┌────────

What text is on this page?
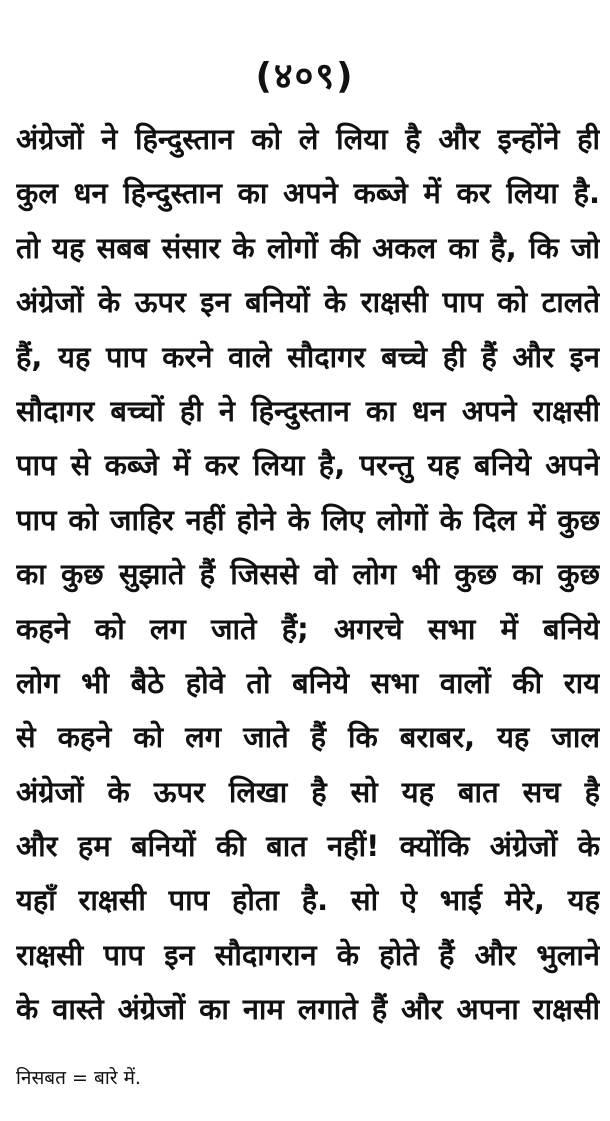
(४०९)
अंग्रेजों ने हिन्दुस्तान को ले लिया है और इन्होंने ही
कुल धन हिन्दुस्तान का अपने कब्जे में कर लिया है.
तो यह सबब संसार के लोगों की अकल का है, कि जो
अंग्रेजों के ऊपर इन बनियों के राक्षसी पाप को टालते
हैं, यह पाप करने वाले सौदागर बच्चे ही हैं और इन
सौदागर बच्चों ही ने हिन्दुस्तान का धन अपने राक्षसी
पाप से कब्जे में कर लिया है, परन्तु यह बनिये अपने
पाप को जाहिर नहीं होने के लिए लोगों के दिल में कुछ
का कुछ सुझाते हैं जिससे वो लोग भी कुछ का कुछ
कहने को लग जाते हैं; अगरचे सभा में बनिये
लोग भी बैठे होवे तो बनिये सभा वालों की राय
से कहने को लग जाते हैं कि बराबर, यह जाल
अंग्रेजों के ऊपर लिखा है सो यह बात सच है
और हम बनियों की बात नहीं! क्योंकि अंग्रेजों के
यहाँ राक्षसी पाप होता है. सो ऐ भाई मेरे, यह
राक्षसी पाप इन सौदागरान के होते हैं और भुलाने
के वास्ते अंग्रेजों का नाम लगाते हैं और अपना राक्षसी
निसबत = बारे में.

└────────

▸ **To be done**: Reproduce each entry precisely. Leave the pictures out.

▸ **Task result**:
What text is on this page?
(४०९)
अंग्रेजों ने हिन्दुस्तान को ले लिया है और इन्होंने ही
कुल धन हिन्दुस्तान का अपने कब्जे में कर लिया है.
तो यह सबब संसार के लोगों की अकल का है, कि जो
अंग्रेजों के ऊपर इन बनियों के राक्षसी पाप को टालते
हैं, यह पाप करने वाले सौदागर बच्चे ही हैं और इन
सौदागर बच्चों ही ने हिन्दुस्तान का धन अपने राक्षसी
पाप से कब्जे में कर लिया है, परन्तु यह बनिये अपने
पाप को जाहिर नहीं होने के लिए लोगों के दिल में कुछ
का कुछ सुझाते हैं जिससे वो लोग भी कुछ का कुछ
कहने को लग जाते हैं; अगरचे सभा में बनिये
लोग भी बैठे होवे तो बनिये सभा वालों की राय
से कहने को लग जाते हैं कि बराबर, यह जाल
अंग्रेजों के ऊपर लिखा है सो यह बात सच है
और हम बनियों की बात नहीं! क्योंकि अंग्रेजों के
यहाँ राक्षसी पाप होता है. सो ऐ भाई मेरे, यह
राक्षसी पाप इन सौदागरान के होते हैं और भुलाने
के वास्ते अंग्रेजों का नाम लगाते हैं और अपना राक्षसी
निसबत = बारे में.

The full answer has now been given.